(Box coordinate listings)
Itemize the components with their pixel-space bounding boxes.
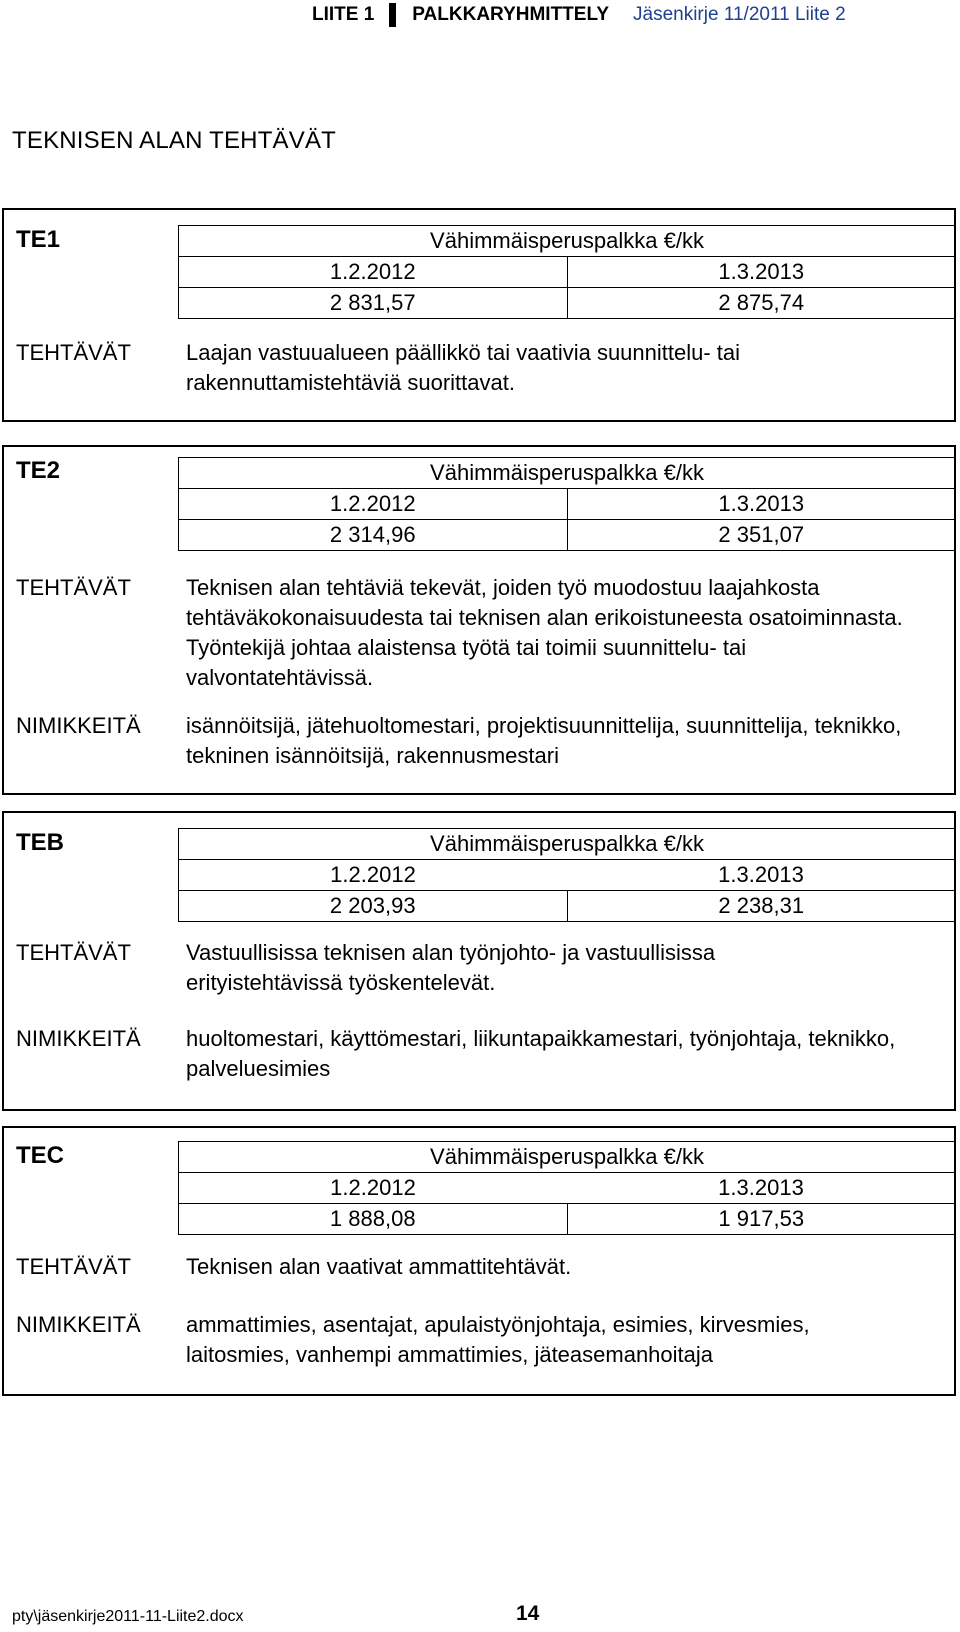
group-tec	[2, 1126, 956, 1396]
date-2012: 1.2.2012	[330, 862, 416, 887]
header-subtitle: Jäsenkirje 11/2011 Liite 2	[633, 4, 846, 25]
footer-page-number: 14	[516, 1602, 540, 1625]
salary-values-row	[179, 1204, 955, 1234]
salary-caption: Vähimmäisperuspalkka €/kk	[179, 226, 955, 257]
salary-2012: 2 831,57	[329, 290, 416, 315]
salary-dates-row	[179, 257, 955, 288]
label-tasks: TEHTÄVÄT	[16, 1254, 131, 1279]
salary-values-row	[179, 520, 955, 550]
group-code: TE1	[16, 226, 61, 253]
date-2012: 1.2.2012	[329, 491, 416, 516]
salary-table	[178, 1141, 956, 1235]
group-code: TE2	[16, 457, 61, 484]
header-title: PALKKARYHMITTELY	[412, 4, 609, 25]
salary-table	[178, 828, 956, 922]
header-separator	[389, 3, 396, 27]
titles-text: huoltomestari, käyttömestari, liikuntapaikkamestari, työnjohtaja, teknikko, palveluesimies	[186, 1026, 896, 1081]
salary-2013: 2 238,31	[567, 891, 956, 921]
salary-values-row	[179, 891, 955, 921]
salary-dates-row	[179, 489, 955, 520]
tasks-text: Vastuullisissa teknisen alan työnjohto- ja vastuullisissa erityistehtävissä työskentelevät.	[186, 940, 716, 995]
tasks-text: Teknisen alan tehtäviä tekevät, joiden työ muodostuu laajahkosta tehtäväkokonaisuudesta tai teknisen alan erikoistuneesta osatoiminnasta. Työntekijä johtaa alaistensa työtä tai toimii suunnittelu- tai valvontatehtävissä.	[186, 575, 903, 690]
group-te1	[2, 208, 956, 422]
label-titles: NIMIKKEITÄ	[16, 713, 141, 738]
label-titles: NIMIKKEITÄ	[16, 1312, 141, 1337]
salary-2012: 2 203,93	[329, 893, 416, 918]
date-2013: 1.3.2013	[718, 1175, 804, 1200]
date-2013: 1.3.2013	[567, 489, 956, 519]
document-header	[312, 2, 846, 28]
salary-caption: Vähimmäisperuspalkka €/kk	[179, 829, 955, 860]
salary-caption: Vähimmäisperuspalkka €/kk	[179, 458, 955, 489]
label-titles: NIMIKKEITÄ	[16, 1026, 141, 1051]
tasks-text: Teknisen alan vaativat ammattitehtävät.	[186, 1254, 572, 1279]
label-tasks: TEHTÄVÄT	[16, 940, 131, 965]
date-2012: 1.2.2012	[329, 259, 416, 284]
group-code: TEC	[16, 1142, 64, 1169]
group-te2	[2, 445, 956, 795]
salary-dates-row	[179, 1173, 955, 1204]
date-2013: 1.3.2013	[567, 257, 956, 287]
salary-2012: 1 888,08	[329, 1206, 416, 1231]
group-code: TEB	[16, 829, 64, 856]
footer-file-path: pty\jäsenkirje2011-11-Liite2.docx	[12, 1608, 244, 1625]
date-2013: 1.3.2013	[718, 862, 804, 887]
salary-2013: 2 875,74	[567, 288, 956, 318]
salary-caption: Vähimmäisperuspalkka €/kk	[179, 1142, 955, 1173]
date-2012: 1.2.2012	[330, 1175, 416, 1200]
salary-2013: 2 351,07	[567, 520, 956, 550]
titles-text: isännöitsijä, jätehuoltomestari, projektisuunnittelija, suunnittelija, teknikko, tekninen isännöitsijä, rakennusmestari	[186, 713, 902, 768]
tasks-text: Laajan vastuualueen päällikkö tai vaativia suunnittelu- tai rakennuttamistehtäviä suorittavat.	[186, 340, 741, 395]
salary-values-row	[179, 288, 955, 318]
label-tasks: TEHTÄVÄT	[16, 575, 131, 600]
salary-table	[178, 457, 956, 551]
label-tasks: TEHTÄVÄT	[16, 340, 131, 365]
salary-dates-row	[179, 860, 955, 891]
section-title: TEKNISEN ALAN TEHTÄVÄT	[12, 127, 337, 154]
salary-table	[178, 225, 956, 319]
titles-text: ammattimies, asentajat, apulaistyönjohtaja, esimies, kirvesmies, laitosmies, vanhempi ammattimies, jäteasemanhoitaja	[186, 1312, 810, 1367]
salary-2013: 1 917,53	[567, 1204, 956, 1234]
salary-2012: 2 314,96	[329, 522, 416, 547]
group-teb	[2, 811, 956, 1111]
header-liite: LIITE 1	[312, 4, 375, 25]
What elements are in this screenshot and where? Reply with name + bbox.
* * *
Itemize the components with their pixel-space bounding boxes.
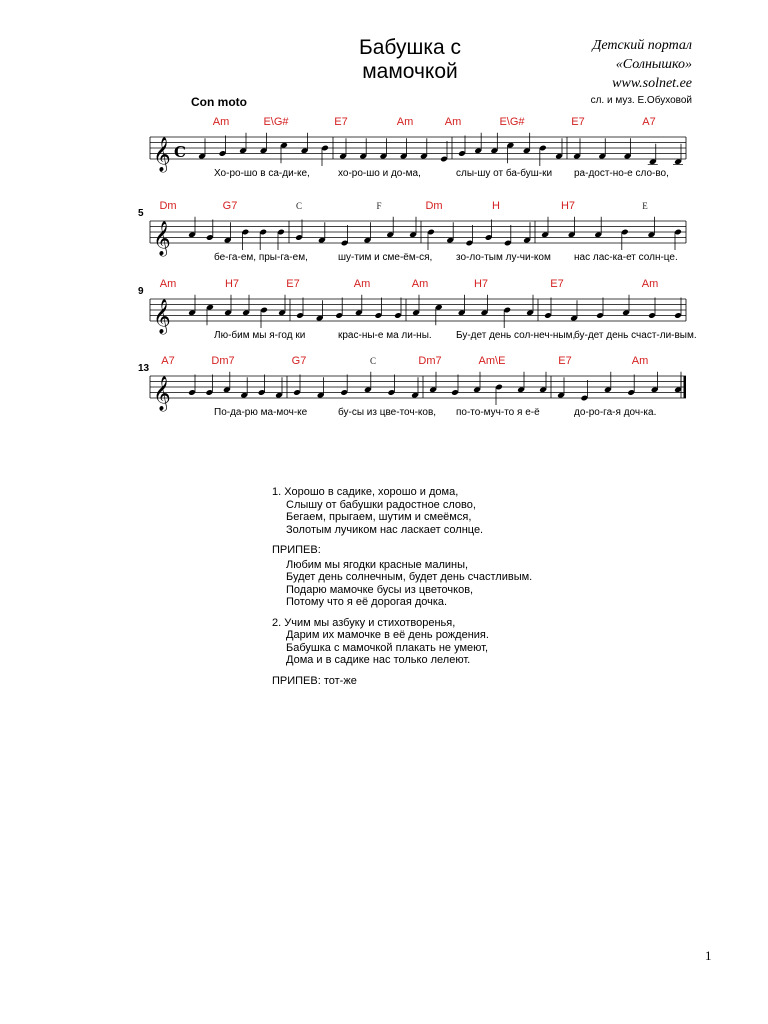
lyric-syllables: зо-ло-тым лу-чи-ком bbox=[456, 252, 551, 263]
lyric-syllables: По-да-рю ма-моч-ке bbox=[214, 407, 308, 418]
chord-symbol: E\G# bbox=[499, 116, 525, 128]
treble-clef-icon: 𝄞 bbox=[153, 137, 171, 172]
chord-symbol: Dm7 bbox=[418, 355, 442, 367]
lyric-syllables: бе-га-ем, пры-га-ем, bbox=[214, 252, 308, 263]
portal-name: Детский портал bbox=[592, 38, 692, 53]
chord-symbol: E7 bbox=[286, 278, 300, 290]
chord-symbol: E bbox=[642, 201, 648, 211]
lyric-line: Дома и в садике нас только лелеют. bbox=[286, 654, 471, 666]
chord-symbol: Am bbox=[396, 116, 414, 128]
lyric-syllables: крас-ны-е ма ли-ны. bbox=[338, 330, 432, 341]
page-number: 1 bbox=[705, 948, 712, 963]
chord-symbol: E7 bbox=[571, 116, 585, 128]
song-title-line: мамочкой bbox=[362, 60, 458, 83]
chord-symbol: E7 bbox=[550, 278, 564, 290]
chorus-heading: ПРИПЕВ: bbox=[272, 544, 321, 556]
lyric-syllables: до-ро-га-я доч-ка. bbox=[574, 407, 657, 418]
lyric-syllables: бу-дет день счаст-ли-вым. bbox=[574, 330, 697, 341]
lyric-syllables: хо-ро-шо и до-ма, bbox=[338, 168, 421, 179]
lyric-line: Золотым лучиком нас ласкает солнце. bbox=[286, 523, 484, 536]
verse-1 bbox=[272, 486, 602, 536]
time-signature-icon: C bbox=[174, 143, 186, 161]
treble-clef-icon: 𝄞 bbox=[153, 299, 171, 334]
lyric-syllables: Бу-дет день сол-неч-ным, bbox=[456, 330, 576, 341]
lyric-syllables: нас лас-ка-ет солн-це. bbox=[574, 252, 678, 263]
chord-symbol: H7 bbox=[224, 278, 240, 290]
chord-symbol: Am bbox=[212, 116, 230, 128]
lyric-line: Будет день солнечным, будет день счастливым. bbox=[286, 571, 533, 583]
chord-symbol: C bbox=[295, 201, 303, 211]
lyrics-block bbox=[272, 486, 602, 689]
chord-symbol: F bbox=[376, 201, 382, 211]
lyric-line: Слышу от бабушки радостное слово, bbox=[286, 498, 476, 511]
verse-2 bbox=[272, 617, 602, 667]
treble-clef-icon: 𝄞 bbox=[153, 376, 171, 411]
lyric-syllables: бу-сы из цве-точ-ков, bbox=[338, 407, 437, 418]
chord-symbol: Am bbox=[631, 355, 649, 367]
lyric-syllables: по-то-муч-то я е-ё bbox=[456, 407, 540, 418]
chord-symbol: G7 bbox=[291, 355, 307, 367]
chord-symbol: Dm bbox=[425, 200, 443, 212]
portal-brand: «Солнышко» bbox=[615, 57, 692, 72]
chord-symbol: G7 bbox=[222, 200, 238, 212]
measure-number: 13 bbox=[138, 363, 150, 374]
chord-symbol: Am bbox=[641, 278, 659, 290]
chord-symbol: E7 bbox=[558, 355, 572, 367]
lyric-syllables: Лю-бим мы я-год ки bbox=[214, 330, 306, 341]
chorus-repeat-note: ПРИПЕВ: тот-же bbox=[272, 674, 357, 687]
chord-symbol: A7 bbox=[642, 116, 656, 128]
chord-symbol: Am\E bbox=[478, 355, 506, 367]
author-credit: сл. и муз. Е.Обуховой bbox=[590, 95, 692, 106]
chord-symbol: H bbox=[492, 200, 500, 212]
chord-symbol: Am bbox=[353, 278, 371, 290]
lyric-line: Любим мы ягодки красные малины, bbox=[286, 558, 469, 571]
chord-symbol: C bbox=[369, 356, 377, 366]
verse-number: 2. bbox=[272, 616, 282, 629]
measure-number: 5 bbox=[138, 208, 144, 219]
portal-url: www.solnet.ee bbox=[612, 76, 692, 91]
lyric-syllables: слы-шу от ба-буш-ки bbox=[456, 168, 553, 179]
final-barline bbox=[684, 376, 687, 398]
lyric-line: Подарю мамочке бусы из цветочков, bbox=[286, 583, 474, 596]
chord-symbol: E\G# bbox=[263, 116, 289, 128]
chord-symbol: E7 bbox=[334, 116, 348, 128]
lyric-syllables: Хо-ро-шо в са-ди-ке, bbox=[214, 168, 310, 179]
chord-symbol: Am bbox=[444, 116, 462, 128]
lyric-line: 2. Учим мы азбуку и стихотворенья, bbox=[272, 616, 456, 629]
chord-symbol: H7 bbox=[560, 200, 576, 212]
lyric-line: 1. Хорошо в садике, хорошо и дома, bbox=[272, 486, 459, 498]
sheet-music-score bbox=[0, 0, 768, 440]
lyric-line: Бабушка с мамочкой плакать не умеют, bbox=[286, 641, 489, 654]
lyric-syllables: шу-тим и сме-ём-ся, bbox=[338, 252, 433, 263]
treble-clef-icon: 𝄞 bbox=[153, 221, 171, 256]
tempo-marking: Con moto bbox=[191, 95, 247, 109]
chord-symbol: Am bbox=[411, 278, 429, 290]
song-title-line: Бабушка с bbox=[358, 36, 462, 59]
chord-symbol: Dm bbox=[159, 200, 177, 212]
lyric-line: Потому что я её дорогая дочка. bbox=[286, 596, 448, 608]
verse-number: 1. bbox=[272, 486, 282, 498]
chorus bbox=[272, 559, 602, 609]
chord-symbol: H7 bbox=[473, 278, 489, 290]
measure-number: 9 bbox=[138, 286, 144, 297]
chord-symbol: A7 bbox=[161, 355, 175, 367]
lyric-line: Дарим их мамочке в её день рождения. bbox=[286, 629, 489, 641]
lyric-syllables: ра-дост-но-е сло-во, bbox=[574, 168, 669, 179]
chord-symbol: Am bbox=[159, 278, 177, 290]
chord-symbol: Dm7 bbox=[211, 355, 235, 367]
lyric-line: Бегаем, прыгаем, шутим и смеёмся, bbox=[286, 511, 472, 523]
--
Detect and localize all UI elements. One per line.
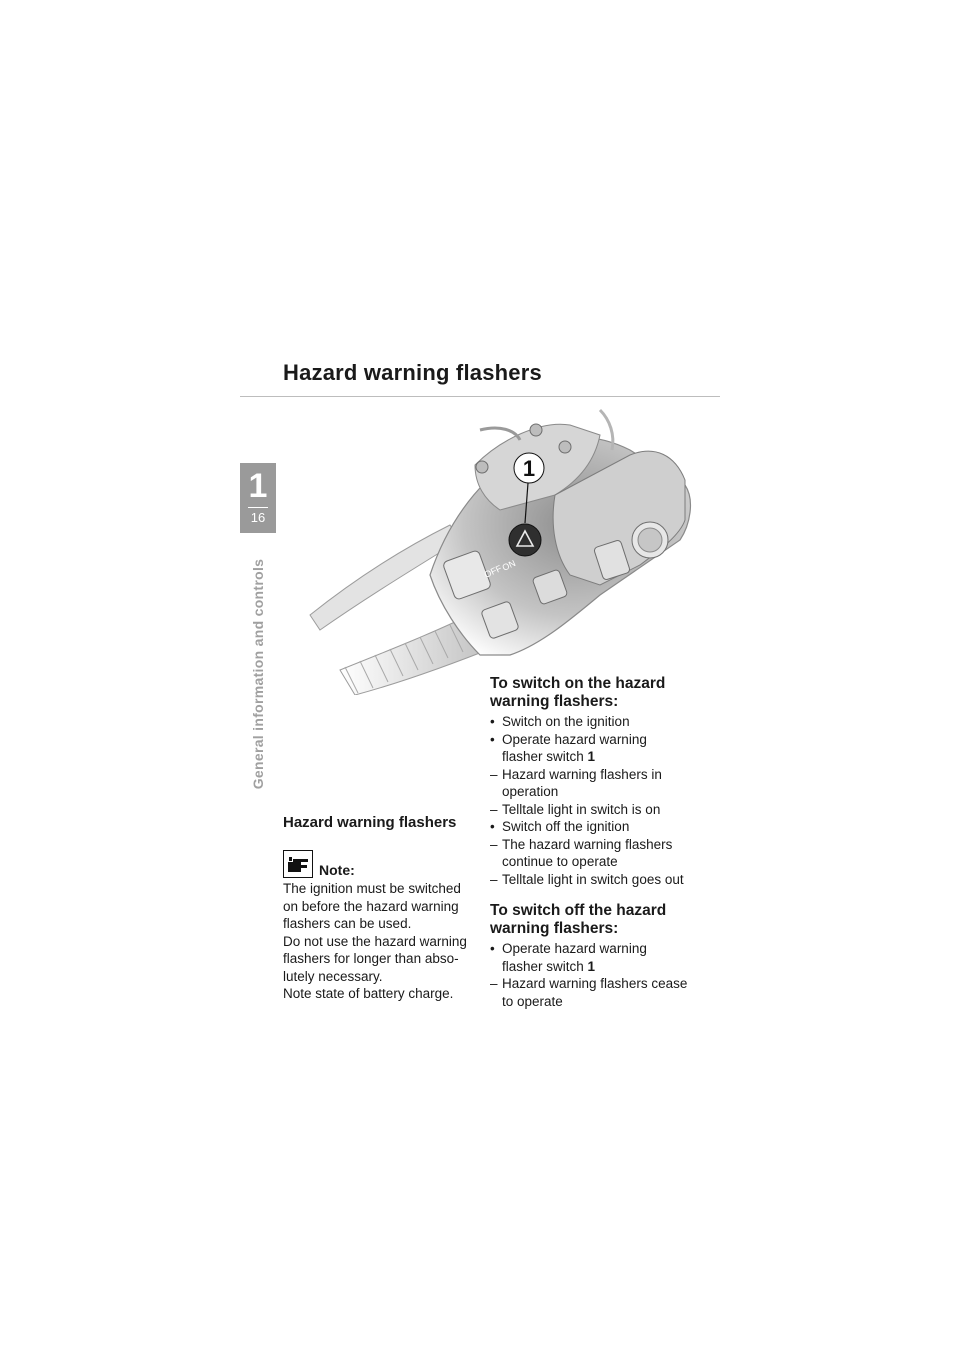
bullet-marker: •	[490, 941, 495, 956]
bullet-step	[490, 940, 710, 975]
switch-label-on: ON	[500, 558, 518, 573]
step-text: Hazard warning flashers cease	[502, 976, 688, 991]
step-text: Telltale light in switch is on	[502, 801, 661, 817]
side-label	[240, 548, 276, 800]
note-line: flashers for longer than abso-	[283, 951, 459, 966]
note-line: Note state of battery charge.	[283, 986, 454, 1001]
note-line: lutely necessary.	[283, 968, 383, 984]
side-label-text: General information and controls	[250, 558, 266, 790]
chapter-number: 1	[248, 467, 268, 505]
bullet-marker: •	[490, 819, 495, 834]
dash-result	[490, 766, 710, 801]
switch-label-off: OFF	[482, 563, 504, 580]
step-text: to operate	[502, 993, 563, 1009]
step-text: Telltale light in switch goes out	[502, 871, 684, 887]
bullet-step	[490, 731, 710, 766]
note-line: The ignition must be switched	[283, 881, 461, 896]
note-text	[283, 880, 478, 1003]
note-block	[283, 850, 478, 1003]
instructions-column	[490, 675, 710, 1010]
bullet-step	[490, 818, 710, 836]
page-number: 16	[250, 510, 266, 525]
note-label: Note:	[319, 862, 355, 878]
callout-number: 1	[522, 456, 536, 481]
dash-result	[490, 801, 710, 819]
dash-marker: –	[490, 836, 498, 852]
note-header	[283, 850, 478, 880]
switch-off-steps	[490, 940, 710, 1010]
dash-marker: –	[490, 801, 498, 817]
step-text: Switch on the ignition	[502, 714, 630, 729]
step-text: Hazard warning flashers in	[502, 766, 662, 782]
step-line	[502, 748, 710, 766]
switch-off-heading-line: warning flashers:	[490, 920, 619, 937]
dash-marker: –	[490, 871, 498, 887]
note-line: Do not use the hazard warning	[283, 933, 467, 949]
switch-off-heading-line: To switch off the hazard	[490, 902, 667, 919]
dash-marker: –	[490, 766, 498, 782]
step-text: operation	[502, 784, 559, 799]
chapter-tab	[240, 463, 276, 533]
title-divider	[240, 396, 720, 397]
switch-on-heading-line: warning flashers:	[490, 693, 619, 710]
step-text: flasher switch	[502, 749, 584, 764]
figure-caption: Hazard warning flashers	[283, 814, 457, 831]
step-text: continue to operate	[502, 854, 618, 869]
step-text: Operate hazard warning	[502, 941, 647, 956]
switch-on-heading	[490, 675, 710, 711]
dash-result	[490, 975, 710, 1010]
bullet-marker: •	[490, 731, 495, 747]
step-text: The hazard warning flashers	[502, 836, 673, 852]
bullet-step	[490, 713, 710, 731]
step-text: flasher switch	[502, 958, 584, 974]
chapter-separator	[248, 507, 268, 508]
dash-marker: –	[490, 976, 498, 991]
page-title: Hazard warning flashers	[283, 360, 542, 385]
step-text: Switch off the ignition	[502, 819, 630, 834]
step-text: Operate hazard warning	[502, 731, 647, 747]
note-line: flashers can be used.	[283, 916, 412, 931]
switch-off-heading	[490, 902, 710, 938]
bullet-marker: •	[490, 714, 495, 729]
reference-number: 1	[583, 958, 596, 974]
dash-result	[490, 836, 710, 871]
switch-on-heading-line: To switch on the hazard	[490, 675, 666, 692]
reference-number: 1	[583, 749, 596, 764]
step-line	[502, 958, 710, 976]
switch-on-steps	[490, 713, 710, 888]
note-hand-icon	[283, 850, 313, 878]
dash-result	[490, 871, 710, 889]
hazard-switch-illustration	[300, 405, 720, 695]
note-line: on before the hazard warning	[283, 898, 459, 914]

## STATED GOAL:
Identify every line in the rows that contains the string "values", and copy each such line.

## TASK OUTPUT:
salary-values-row	[179, 1204, 955, 1234]
salary-values-row	[179, 520, 955, 550]
salary-values-row	[179, 891, 955, 921]
salary-values-row	[179, 288, 955, 318]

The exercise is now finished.